# Entries

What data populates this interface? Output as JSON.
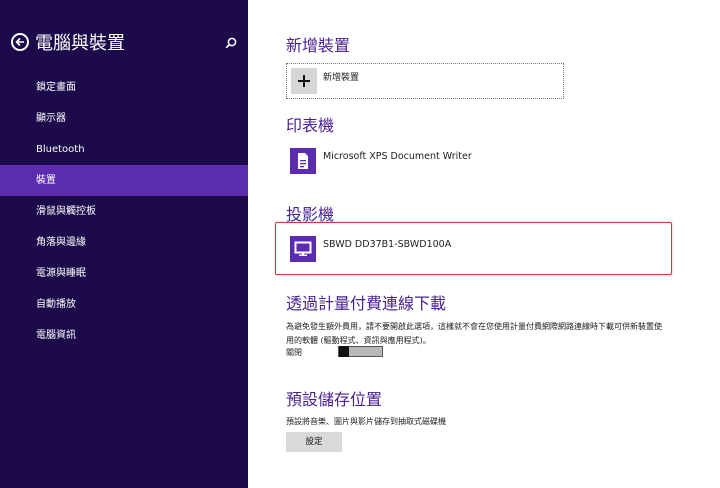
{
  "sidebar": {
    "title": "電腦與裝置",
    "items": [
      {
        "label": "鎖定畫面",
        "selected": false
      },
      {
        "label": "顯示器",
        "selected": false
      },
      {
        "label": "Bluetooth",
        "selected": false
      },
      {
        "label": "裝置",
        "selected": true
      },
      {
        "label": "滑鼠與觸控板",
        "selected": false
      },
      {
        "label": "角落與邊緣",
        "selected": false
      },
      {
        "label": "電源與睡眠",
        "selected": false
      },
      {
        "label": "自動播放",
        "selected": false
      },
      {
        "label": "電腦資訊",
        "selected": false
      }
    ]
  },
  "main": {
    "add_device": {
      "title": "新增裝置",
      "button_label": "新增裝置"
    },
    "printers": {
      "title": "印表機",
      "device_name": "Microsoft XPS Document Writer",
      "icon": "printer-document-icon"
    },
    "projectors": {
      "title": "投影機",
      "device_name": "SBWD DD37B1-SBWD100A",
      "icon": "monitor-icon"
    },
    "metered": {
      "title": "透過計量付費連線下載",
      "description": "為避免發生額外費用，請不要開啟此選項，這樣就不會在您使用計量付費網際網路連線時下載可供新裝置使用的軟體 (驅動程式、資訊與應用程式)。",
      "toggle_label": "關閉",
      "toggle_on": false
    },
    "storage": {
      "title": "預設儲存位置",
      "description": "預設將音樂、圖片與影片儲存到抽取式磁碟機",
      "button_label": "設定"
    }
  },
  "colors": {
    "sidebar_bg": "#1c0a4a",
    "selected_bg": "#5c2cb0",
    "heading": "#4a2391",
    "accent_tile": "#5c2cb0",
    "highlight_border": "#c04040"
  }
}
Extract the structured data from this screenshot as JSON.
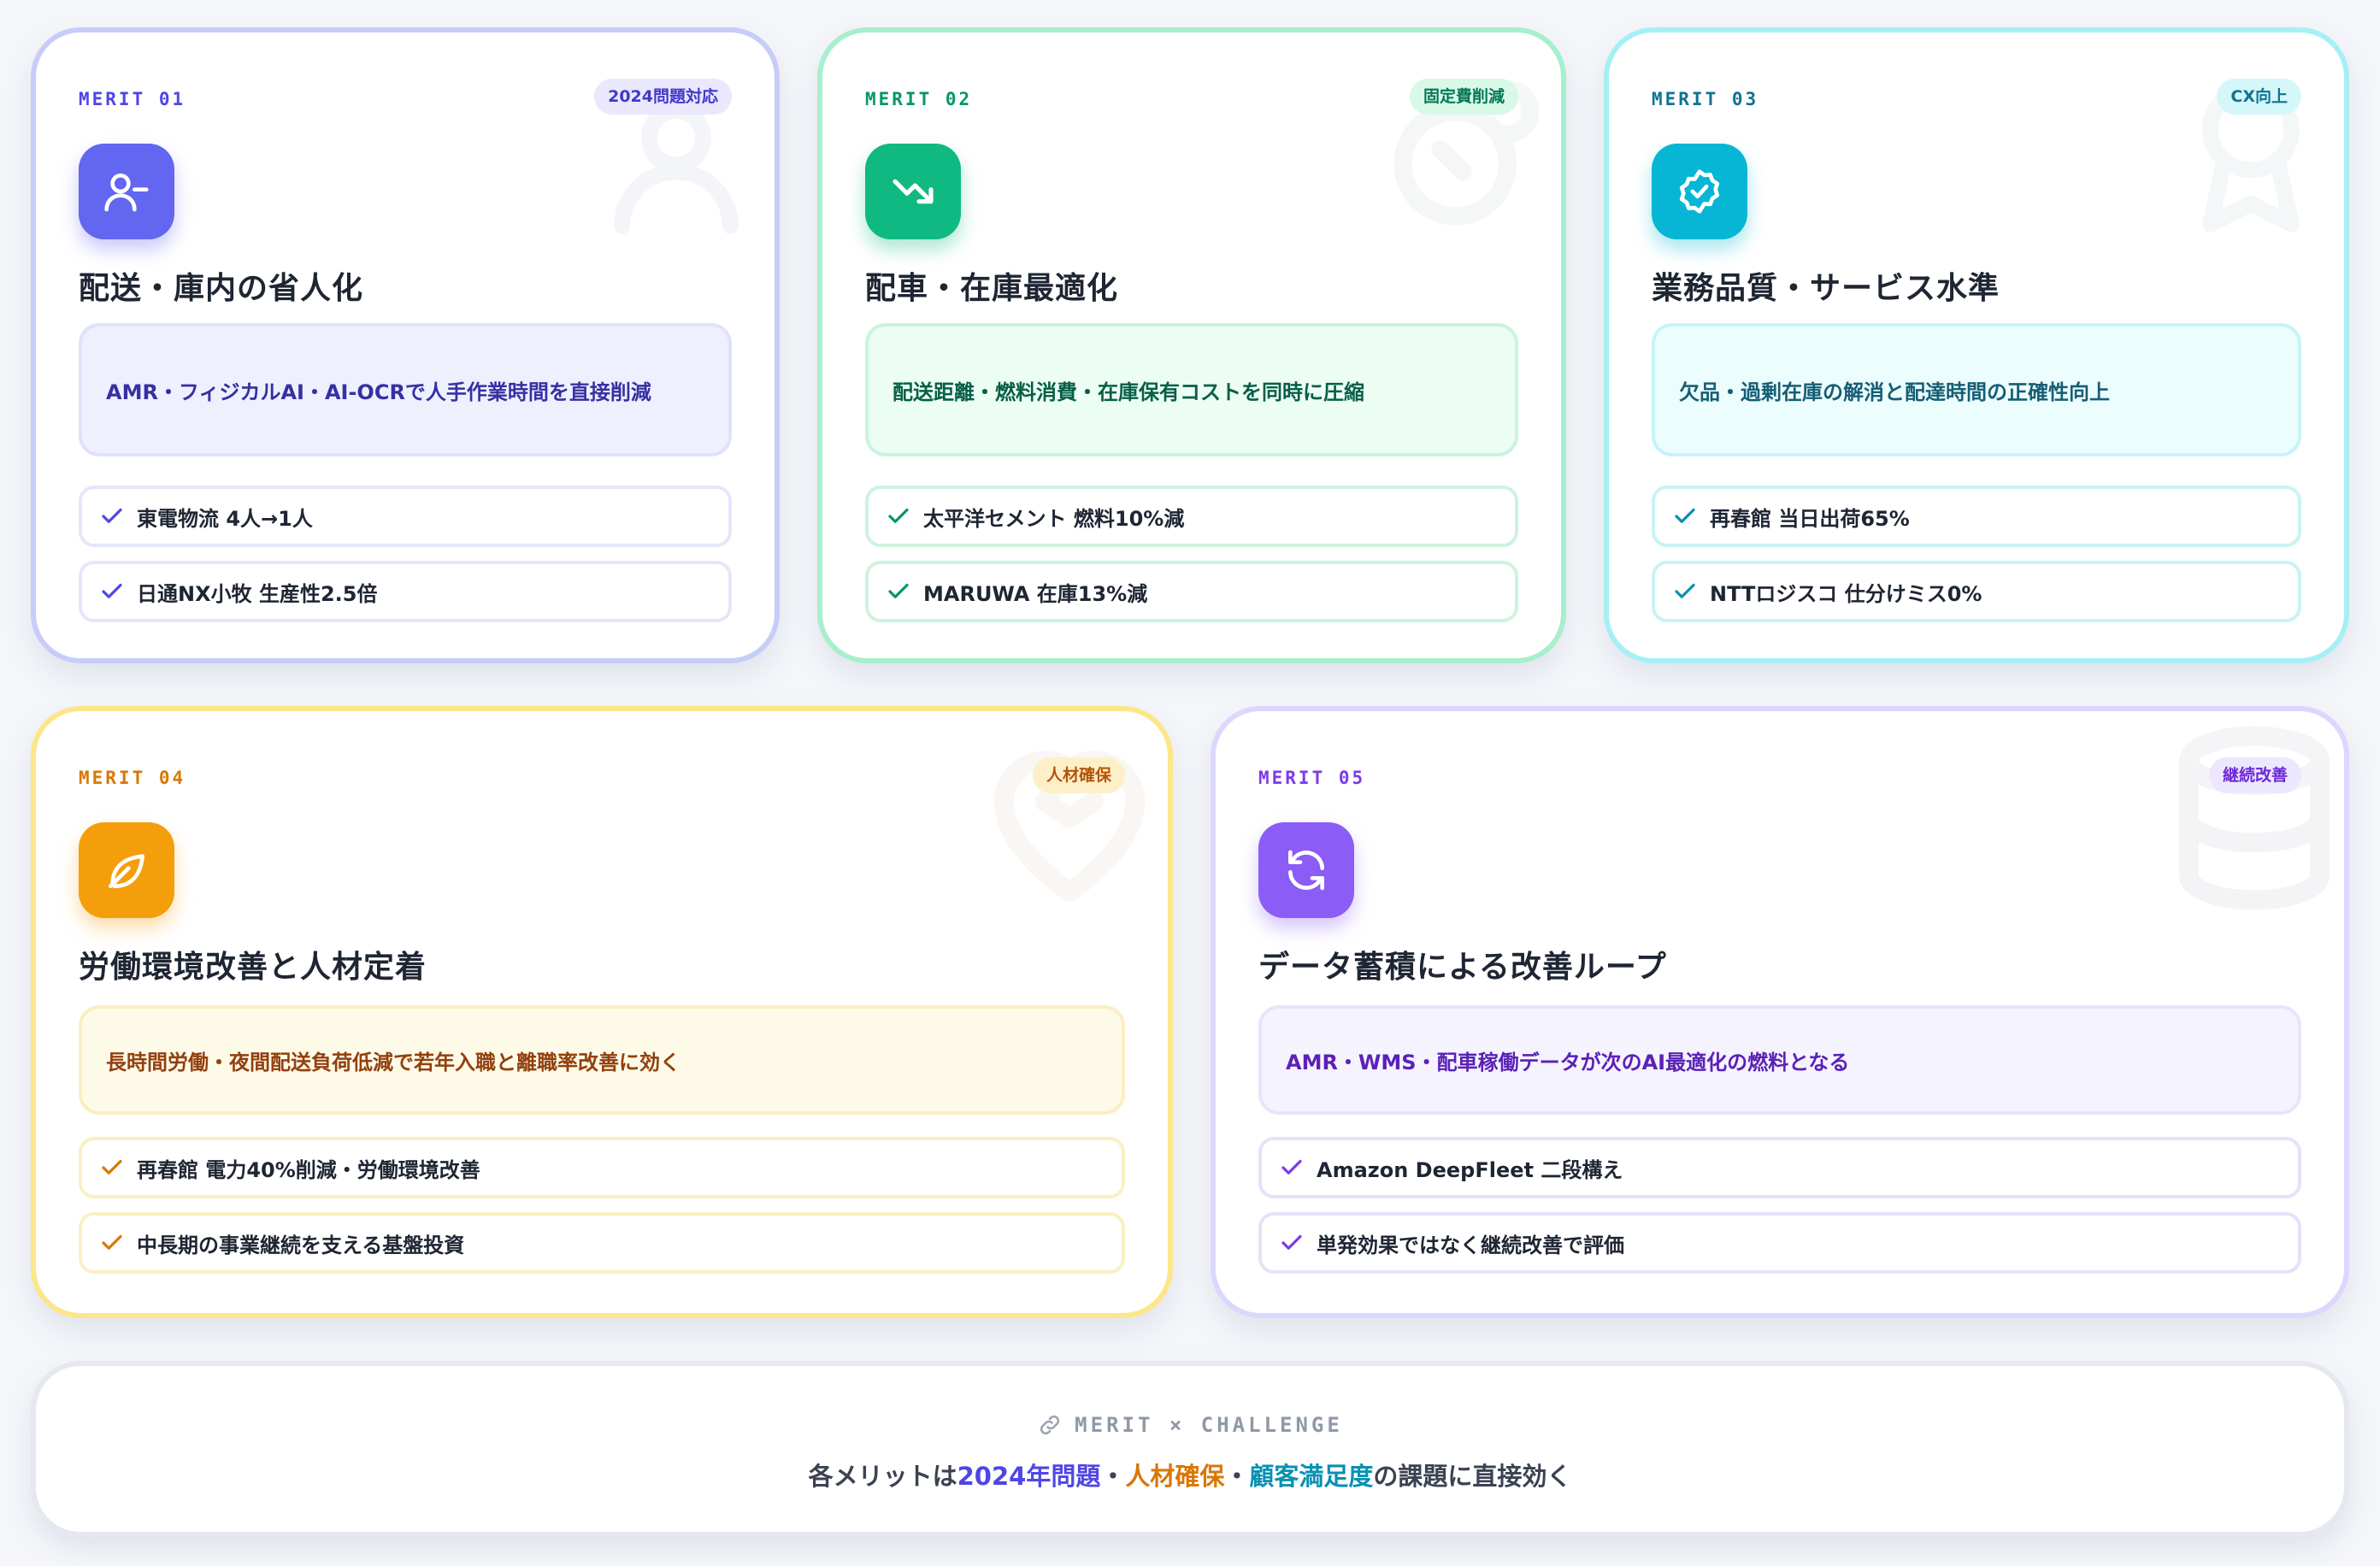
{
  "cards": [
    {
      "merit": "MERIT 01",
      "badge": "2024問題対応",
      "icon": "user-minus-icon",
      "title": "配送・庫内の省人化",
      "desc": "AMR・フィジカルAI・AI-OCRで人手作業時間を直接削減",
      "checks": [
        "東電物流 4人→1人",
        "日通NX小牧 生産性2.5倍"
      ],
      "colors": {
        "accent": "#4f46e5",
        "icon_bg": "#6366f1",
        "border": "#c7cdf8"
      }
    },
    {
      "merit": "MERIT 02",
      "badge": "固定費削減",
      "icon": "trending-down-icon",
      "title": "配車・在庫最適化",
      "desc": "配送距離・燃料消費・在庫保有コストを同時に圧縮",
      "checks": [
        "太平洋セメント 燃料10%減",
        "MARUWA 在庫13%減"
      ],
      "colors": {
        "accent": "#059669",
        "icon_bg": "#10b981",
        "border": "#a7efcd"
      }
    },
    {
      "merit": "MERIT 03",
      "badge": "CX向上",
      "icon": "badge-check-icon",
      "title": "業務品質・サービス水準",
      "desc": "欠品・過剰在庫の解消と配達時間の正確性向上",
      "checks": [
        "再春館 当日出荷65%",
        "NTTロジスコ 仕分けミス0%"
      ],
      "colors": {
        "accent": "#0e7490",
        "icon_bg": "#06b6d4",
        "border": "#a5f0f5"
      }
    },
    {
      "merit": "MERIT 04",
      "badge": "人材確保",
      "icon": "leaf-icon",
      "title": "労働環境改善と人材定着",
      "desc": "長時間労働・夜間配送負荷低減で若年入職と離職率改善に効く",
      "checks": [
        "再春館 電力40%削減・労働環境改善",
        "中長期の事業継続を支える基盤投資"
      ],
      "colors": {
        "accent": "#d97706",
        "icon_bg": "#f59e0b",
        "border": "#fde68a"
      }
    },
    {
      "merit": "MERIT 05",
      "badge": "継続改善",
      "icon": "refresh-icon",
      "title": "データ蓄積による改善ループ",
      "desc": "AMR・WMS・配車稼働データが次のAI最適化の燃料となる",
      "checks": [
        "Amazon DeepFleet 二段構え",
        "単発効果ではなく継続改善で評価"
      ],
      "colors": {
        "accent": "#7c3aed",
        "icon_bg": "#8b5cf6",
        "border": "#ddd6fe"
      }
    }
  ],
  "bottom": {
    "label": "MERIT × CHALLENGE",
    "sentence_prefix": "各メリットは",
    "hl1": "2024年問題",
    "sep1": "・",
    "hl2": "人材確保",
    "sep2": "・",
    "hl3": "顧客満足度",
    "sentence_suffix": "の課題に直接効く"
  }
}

# Stated exercise
From the entries above, copy out every line where the string "data" appears.

# Exercise result
What data populates this interface? Output as JSON.
Extract the structured data from this screenshot as JSON.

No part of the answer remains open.